● **DATASET CONTENT**:
########################################

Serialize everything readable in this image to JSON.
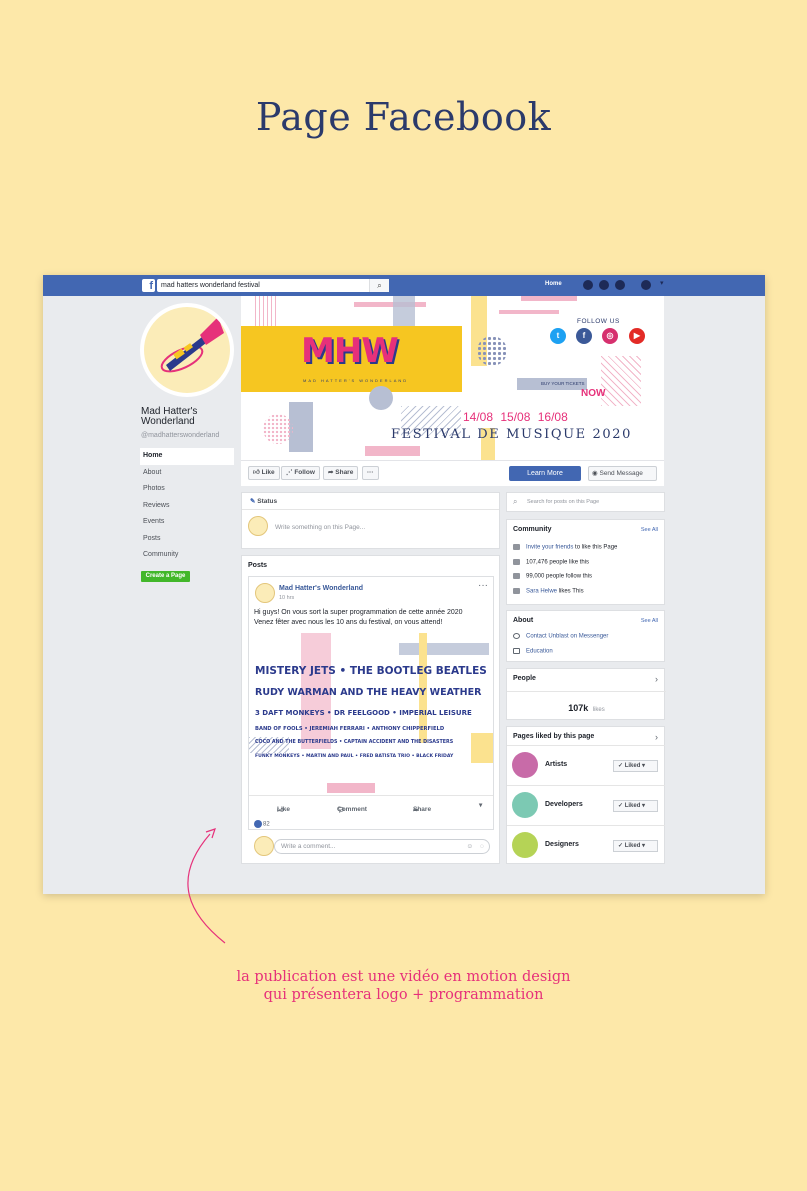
{
  "heading": "Page Facebook",
  "topbar": {
    "search_value": "mad hatters wonderland festival",
    "home_label": "Home"
  },
  "sidebar": {
    "page_name": "Mad Hatter's Wonderland",
    "handle": "@madhatterswonderland",
    "items": [
      {
        "label": "Home"
      },
      {
        "label": "About"
      },
      {
        "label": "Photos"
      },
      {
        "label": "Reviews"
      },
      {
        "label": "Events"
      },
      {
        "label": "Posts"
      },
      {
        "label": "Community"
      }
    ],
    "create_page": "Create a Page"
  },
  "cover": {
    "logo": "MHW",
    "logo_sub": "MAD HATTER'S WONDERLAND",
    "follow_us": "FOLLOW US",
    "buy_tickets": "BUY YOUR TICKETS",
    "now": "NOW",
    "dates": "14/08 15/08 16/08",
    "festival": "FESTIVAL DE MUSIQUE 2020"
  },
  "actions": {
    "like": "Like",
    "follow": "Follow",
    "share": "Share",
    "more": "···",
    "learn_more": "Learn More",
    "send_message": "Send Message"
  },
  "status": {
    "title": "Status",
    "placeholder": "Write something on this Page..."
  },
  "posts": {
    "title": "Posts",
    "author": "Mad Hatter's Wonderland",
    "time": "10 hrs",
    "text_line1": "Hi guys! On vous sort la super programmation de cette année 2020",
    "text_line2": "Venez fêter avec nous les 10 ans du festival, on vous attend!",
    "lineup": [
      "MISTERY JETS • THE BOOTLEG BEATLES",
      "RUDY WARMAN AND THE HEAVY WEATHER",
      "3 DAFT MONKEYS • DR FEELGOOD • IMPERIAL LEISURE",
      "BAND OF FOOLS • JEREMIAH FERRARI • ANTHONY CHIPPERFIELD",
      "COCO AND THE BUTTERFIELDS • CAPTAIN ACCIDENT AND THE DISASTERS",
      "FUNKY MONKEYS • MARTIN AND PAUL • FRED BATISTA TRIO • BLACK FRIDAY"
    ],
    "like": "Like",
    "comment": "Comment",
    "share": "Share",
    "reaction_count": "82",
    "comment_placeholder": "Write a comment..."
  },
  "right": {
    "search_placeholder": "Search for posts on this Page",
    "community": {
      "title": "Community",
      "see_all": "See All",
      "invite_link": "Invite your friends",
      "invite_rest": " to like this Page",
      "likes": "107,476 people like this",
      "follows": "99,000 people follow this",
      "friend_link": "Sara Helwe",
      "friend_rest": " likes This"
    },
    "about": {
      "title": "About",
      "see_all": "See All",
      "messenger": "Contact Unblast on Messenger",
      "category": "Education"
    },
    "people": {
      "title": "People",
      "count": "107k",
      "unit": "likes"
    },
    "liked_pages": {
      "title": "Pages liked by this page",
      "items": [
        {
          "name": "Artists",
          "button": "Liked",
          "color": "#c86ba8"
        },
        {
          "name": "Developers",
          "button": "Liked",
          "color": "#7cc9b3"
        },
        {
          "name": "Designers",
          "button": "Liked",
          "color": "#b5d356"
        }
      ]
    }
  },
  "annotation": {
    "line1": "la publication est une vidéo en motion design",
    "line2": "qui présentera logo + programmation"
  }
}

########################################

● **SET PROBLEM**:
Transcribe the full listing above exactly as it stands, minus the pictures.

● **FINISHED TASK**:
Serialize everything readable in this image to JSON.
{
  "heading": "Page Facebook",
  "topbar": {
    "search_value": "mad hatters wonderland festival",
    "home_label": "Home"
  },
  "sidebar": {
    "page_name": "Mad Hatter's Wonderland",
    "handle": "@madhatterswonderland",
    "items": [
      {
        "label": "Home"
      },
      {
        "label": "About"
      },
      {
        "label": "Photos"
      },
      {
        "label": "Reviews"
      },
      {
        "label": "Events"
      },
      {
        "label": "Posts"
      },
      {
        "label": "Community"
      }
    ],
    "create_page": "Create a Page"
  },
  "cover": {
    "logo": "MHW",
    "logo_sub": "MAD HATTER'S WONDERLAND",
    "follow_us": "FOLLOW US",
    "buy_tickets": "BUY YOUR TICKETS",
    "now": "NOW",
    "dates": "14/08 15/08 16/08",
    "festival": "FESTIVAL DE MUSIQUE 2020"
  },
  "actions": {
    "like": "Like",
    "follow": "Follow",
    "share": "Share",
    "more": "···",
    "learn_more": "Learn More",
    "send_message": "Send Message"
  },
  "status": {
    "title": "Status",
    "placeholder": "Write something on this Page..."
  },
  "posts": {
    "title": "Posts",
    "author": "Mad Hatter's Wonderland",
    "time": "10 hrs",
    "text_line1": "Hi guys! On vous sort la super programmation de cette année 2020",
    "text_line2": "Venez fêter avec nous les 10 ans du festival, on vous attend!",
    "lineup": [
      "MISTERY JETS • THE BOOTLEG BEATLES",
      "RUDY WARMAN AND THE HEAVY WEATHER",
      "3 DAFT MONKEYS • DR FEELGOOD • IMPERIAL LEISURE",
      "BAND OF FOOLS • JEREMIAH FERRARI • ANTHONY CHIPPERFIELD",
      "COCO AND THE BUTTERFIELDS • CAPTAIN ACCIDENT AND THE DISASTERS",
      "FUNKY MONKEYS • MARTIN AND PAUL • FRED BATISTA TRIO • BLACK FRIDAY"
    ],
    "like": "Like",
    "comment": "Comment",
    "share": "Share",
    "reaction_count": "82",
    "comment_placeholder": "Write a comment..."
  },
  "right": {
    "search_placeholder": "Search for posts on this Page",
    "community": {
      "title": "Community",
      "see_all": "See All",
      "invite_link": "Invite your friends",
      "invite_rest": " to like this Page",
      "likes": "107,476 people like this",
      "follows": "99,000 people follow this",
      "friend_link": "Sara Helwe",
      "friend_rest": " likes This"
    },
    "about": {
      "title": "About",
      "see_all": "See All",
      "messenger": "Contact Unblast on Messenger",
      "category": "Education"
    },
    "people": {
      "title": "People",
      "count": "107k",
      "unit": "likes"
    },
    "liked_pages": {
      "title": "Pages liked by this page",
      "items": [
        {
          "name": "Artists",
          "button": "Liked",
          "color": "#c86ba8"
        },
        {
          "name": "Developers",
          "button": "Liked",
          "color": "#7cc9b3"
        },
        {
          "name": "Designers",
          "button": "Liked",
          "color": "#b5d356"
        }
      ]
    }
  },
  "annotation": {
    "line1": "la publication est une vidéo en motion design",
    "line2": "qui présentera logo + programmation"
  }
}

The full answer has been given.